* _STATED TASK_
Images are excluded; otherwise, output every record exactly.

* _SUPPLIED INFORMATION_
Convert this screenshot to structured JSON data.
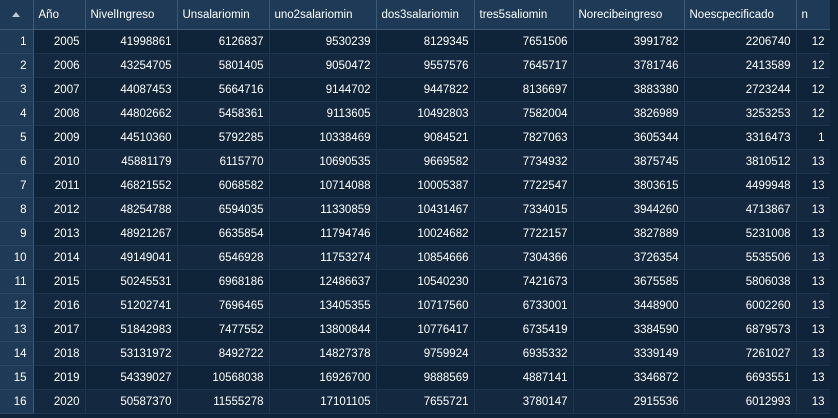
{
  "table": {
    "columns": [
      "Año",
      "NivelIngreso",
      "Unsalariomin",
      "uno2salariomin",
      "dos3salariomin",
      "tres5saliomin",
      "Norecibeingreso",
      "Noescpecificado",
      "n"
    ],
    "rows": [
      {
        "rownum": "1",
        "cells": [
          "2005",
          "41998861",
          "6126837",
          "9530239",
          "8129345",
          "7651506",
          "3991782",
          "2206740",
          "12"
        ]
      },
      {
        "rownum": "2",
        "cells": [
          "2006",
          "43254705",
          "5801405",
          "9050472",
          "9557576",
          "7645717",
          "3781746",
          "2413589",
          "12"
        ]
      },
      {
        "rownum": "3",
        "cells": [
          "2007",
          "44087453",
          "5664716",
          "9144702",
          "9447822",
          "8136697",
          "3883380",
          "2723244",
          "12"
        ]
      },
      {
        "rownum": "4",
        "cells": [
          "2008",
          "44802662",
          "5458361",
          "9113605",
          "10492803",
          "7582004",
          "3826989",
          "3253253",
          "12"
        ]
      },
      {
        "rownum": "5",
        "cells": [
          "2009",
          "44510360",
          "5792285",
          "10338469",
          "9084521",
          "7827063",
          "3605344",
          "3316473",
          "1"
        ]
      },
      {
        "rownum": "6",
        "cells": [
          "2010",
          "45881179",
          "6115770",
          "10690535",
          "9669582",
          "7734932",
          "3875745",
          "3810512",
          "13"
        ]
      },
      {
        "rownum": "7",
        "cells": [
          "2011",
          "46821552",
          "6068582",
          "10714088",
          "10005387",
          "7722547",
          "3803615",
          "4499948",
          "13"
        ]
      },
      {
        "rownum": "8",
        "cells": [
          "2012",
          "48254788",
          "6594035",
          "11330859",
          "10431467",
          "7334015",
          "3944260",
          "4713867",
          "13"
        ]
      },
      {
        "rownum": "9",
        "cells": [
          "2013",
          "48921267",
          "6635854",
          "11794746",
          "10024682",
          "7722157",
          "3827889",
          "5231008",
          "13"
        ]
      },
      {
        "rownum": "10",
        "cells": [
          "2014",
          "49149041",
          "6546928",
          "11753274",
          "10854666",
          "7304366",
          "3726354",
          "5535506",
          "13"
        ]
      },
      {
        "rownum": "11",
        "cells": [
          "2015",
          "50245531",
          "6968186",
          "12486637",
          "10540230",
          "7421673",
          "3675585",
          "5806038",
          "13"
        ]
      },
      {
        "rownum": "12",
        "cells": [
          "2016",
          "51202741",
          "7696465",
          "13405355",
          "10717560",
          "6733001",
          "3448900",
          "6002260",
          "13"
        ]
      },
      {
        "rownum": "13",
        "cells": [
          "2017",
          "51842983",
          "7477552",
          "13800844",
          "10776417",
          "6735419",
          "3384590",
          "6879573",
          "13"
        ]
      },
      {
        "rownum": "14",
        "cells": [
          "2018",
          "53131972",
          "8492722",
          "14827378",
          "9759924",
          "6935332",
          "3339149",
          "7261027",
          "13"
        ]
      },
      {
        "rownum": "15",
        "cells": [
          "2019",
          "54339027",
          "10568038",
          "16926700",
          "9888569",
          "4887141",
          "3346872",
          "6693551",
          "13"
        ]
      },
      {
        "rownum": "16",
        "cells": [
          "2020",
          "50587370",
          "11555278",
          "17101105",
          "7655721",
          "3780147",
          "2915536",
          "6012993",
          "13"
        ]
      }
    ]
  },
  "icons": {
    "sort": "sort-ascending-icon"
  },
  "colors": {
    "background": "#0f2438",
    "header_bg": "#1e3a56",
    "row_alt": "#14293f",
    "text": "#ffffff"
  }
}
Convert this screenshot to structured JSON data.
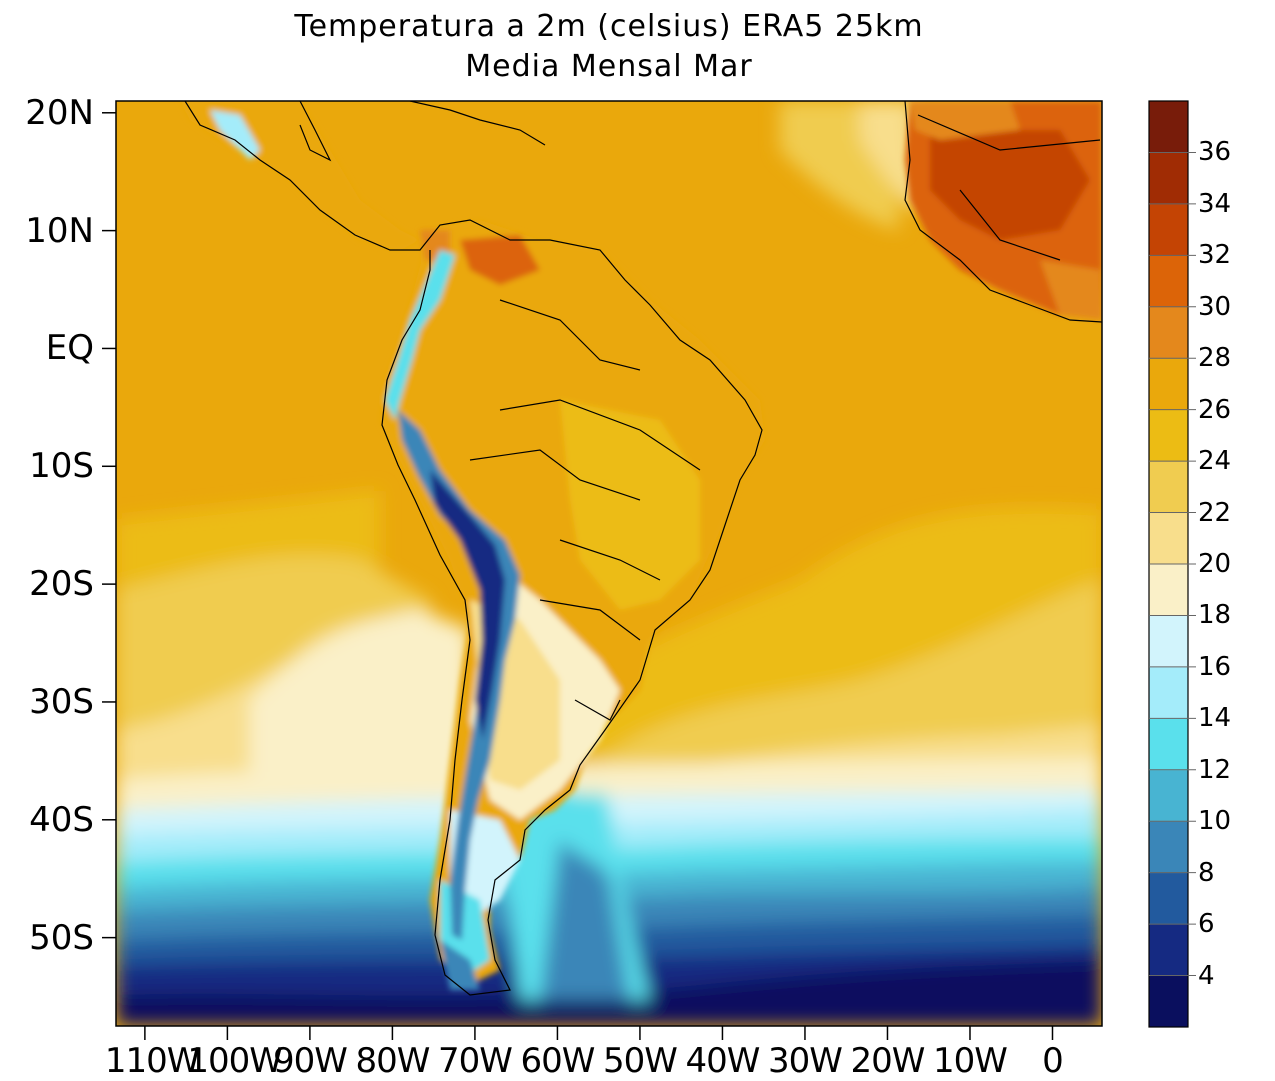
{
  "title": {
    "line1": "Temperatura a 2m (celsius) ERA5  25km",
    "line2": "Media Mensal Mar"
  },
  "map": {
    "variable": "2m air temperature",
    "units": "celsius",
    "lon_range": [
      -113.5,
      6
    ],
    "lat_range": [
      -57.5,
      21
    ],
    "lat_labels": [
      {
        "lat": 20,
        "text": "20N"
      },
      {
        "lat": 10,
        "text": "10N"
      },
      {
        "lat": 0,
        "text": "EQ"
      },
      {
        "lat": -10,
        "text": "10S"
      },
      {
        "lat": -20,
        "text": "20S"
      },
      {
        "lat": -30,
        "text": "30S"
      },
      {
        "lat": -40,
        "text": "40S"
      },
      {
        "lat": -50,
        "text": "50S"
      }
    ],
    "lon_labels": [
      {
        "lon": -110,
        "text": "110W"
      },
      {
        "lon": -100,
        "text": "100W"
      },
      {
        "lon": -90,
        "text": "90W"
      },
      {
        "lon": -80,
        "text": "80W"
      },
      {
        "lon": -70,
        "text": "70W"
      },
      {
        "lon": -60,
        "text": "60W"
      },
      {
        "lon": -50,
        "text": "50W"
      },
      {
        "lon": -40,
        "text": "40W"
      },
      {
        "lon": -30,
        "text": "30W"
      },
      {
        "lon": -20,
        "text": "20W"
      },
      {
        "lon": -10,
        "text": "10W"
      },
      {
        "lon": 0,
        "text": "0"
      }
    ]
  },
  "colorbar": {
    "levels": [
      4,
      6,
      8,
      10,
      12,
      14,
      16,
      18,
      20,
      22,
      24,
      26,
      28,
      30,
      32,
      34,
      36
    ],
    "colors": [
      "#0a0f5e",
      "#152a82",
      "#225a9e",
      "#3a86b8",
      "#48b4d2",
      "#5ae0ec",
      "#a4ecfa",
      "#d2f4fc",
      "#faf0c8",
      "#f8de8c",
      "#f0cc50",
      "#ecbc14",
      "#eaa80c",
      "#e4881c",
      "#dc6408",
      "#c44404",
      "#a02c04",
      "#781c0a"
    ]
  }
}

* _ANSWER FOR THIS EXERCISE_
Convert this screenshot to structured JSON data.
{
  "table": {
    "columns": [
      "Año",
      "NivelIngreso",
      "Unsalariomin",
      "uno2salariomin",
      "dos3salariomin",
      "tres5saliomin",
      "Norecibeingreso",
      "Noescpecificado",
      "n"
    ],
    "rows": [
      {
        "rownum": "1",
        "cells": [
          "2005",
          "41998861",
          "6126837",
          "9530239",
          "8129345",
          "7651506",
          "3991782",
          "2206740",
          "12"
        ]
      },
      {
        "rownum": "2",
        "cells": [
          "2006",
          "43254705",
          "5801405",
          "9050472",
          "9557576",
          "7645717",
          "3781746",
          "2413589",
          "12"
        ]
      },
      {
        "rownum": "3",
        "cells": [
          "2007",
          "44087453",
          "5664716",
          "9144702",
          "9447822",
          "8136697",
          "3883380",
          "2723244",
          "12"
        ]
      },
      {
        "rownum": "4",
        "cells": [
          "2008",
          "44802662",
          "5458361",
          "9113605",
          "10492803",
          "7582004",
          "3826989",
          "3253253",
          "12"
        ]
      },
      {
        "rownum": "5",
        "cells": [
          "2009",
          "44510360",
          "5792285",
          "10338469",
          "9084521",
          "7827063",
          "3605344",
          "3316473",
          "1"
        ]
      },
      {
        "rownum": "6",
        "cells": [
          "2010",
          "45881179",
          "6115770",
          "10690535",
          "9669582",
          "7734932",
          "3875745",
          "3810512",
          "13"
        ]
      },
      {
        "rownum": "7",
        "cells": [
          "2011",
          "46821552",
          "6068582",
          "10714088",
          "10005387",
          "7722547",
          "3803615",
          "4499948",
          "13"
        ]
      },
      {
        "rownum": "8",
        "cells": [
          "2012",
          "48254788",
          "6594035",
          "11330859",
          "10431467",
          "7334015",
          "3944260",
          "4713867",
          "13"
        ]
      },
      {
        "rownum": "9",
        "cells": [
          "2013",
          "48921267",
          "6635854",
          "11794746",
          "10024682",
          "7722157",
          "3827889",
          "5231008",
          "13"
        ]
      },
      {
        "rownum": "10",
        "cells": [
          "2014",
          "49149041",
          "6546928",
          "11753274",
          "10854666",
          "7304366",
          "3726354",
          "5535506",
          "13"
        ]
      },
      {
        "rownum": "11",
        "cells": [
          "2015",
          "50245531",
          "6968186",
          "12486637",
          "10540230",
          "7421673",
          "3675585",
          "5806038",
          "13"
        ]
      },
      {
        "rownum": "12",
        "cells": [
          "2016",
          "51202741",
          "7696465",
          "13405355",
          "10717560",
          "6733001",
          "3448900",
          "6002260",
          "13"
        ]
      },
      {
        "rownum": "13",
        "cells": [
          "2017",
          "51842983",
          "7477552",
          "13800844",
          "10776417",
          "6735419",
          "3384590",
          "6879573",
          "13"
        ]
      },
      {
        "rownum": "14",
        "cells": [
          "2018",
          "53131972",
          "8492722",
          "14827378",
          "9759924",
          "6935332",
          "3339149",
          "7261027",
          "13"
        ]
      },
      {
        "rownum": "15",
        "cells": [
          "2019",
          "54339027",
          "10568038",
          "16926700",
          "9888569",
          "4887141",
          "3346872",
          "6693551",
          "13"
        ]
      },
      {
        "rownum": "16",
        "cells": [
          "2020",
          "50587370",
          "11555278",
          "17101105",
          "7655721",
          "3780147",
          "2915536",
          "6012993",
          "13"
        ]
      }
    ]
  },
  "icons": {
    "sort": "sort-ascending-icon"
  },
  "colors": {
    "background": "#0f2438",
    "header_bg": "#1e3a56",
    "row_alt": "#14293f",
    "text": "#ffffff"
  }
}
Convert this screenshot to structured JSON data.
{
  "title": {
    "line1": "Temperatura a 2m (celsius) ERA5  25km",
    "line2": "Media Mensal Mar"
  },
  "map": {
    "variable": "2m air temperature",
    "units": "celsius",
    "lon_range": [
      -113.5,
      6
    ],
    "lat_range": [
      -57.5,
      21
    ],
    "lat_labels": [
      {
        "lat": 20,
        "text": "20N"
      },
      {
        "lat": 10,
        "text": "10N"
      },
      {
        "lat": 0,
        "text": "EQ"
      },
      {
        "lat": -10,
        "text": "10S"
      },
      {
        "lat": -20,
        "text": "20S"
      },
      {
        "lat": -30,
        "text": "30S"
      },
      {
        "lat": -40,
        "text": "40S"
      },
      {
        "lat": -50,
        "text": "50S"
      }
    ],
    "lon_labels": [
      {
        "lon": -110,
        "text": "110W"
      },
      {
        "lon": -100,
        "text": "100W"
      },
      {
        "lon": -90,
        "text": "90W"
      },
      {
        "lon": -80,
        "text": "80W"
      },
      {
        "lon": -70,
        "text": "70W"
      },
      {
        "lon": -60,
        "text": "60W"
      },
      {
        "lon": -50,
        "text": "50W"
      },
      {
        "lon": -40,
        "text": "40W"
      },
      {
        "lon": -30,
        "text": "30W"
      },
      {
        "lon": -20,
        "text": "20W"
      },
      {
        "lon": -10,
        "text": "10W"
      },
      {
        "lon": 0,
        "text": "0"
      }
    ]
  },
  "colorbar": {
    "levels": [
      4,
      6,
      8,
      10,
      12,
      14,
      16,
      18,
      20,
      22,
      24,
      26,
      28,
      30,
      32,
      34,
      36
    ],
    "colors": [
      "#0a0f5e",
      "#152a82",
      "#225a9e",
      "#3a86b8",
      "#48b4d2",
      "#5ae0ec",
      "#a4ecfa",
      "#d2f4fc",
      "#faf0c8",
      "#f8de8c",
      "#f0cc50",
      "#ecbc14",
      "#eaa80c",
      "#e4881c",
      "#dc6408",
      "#c44404",
      "#a02c04",
      "#781c0a"
    ]
  }
}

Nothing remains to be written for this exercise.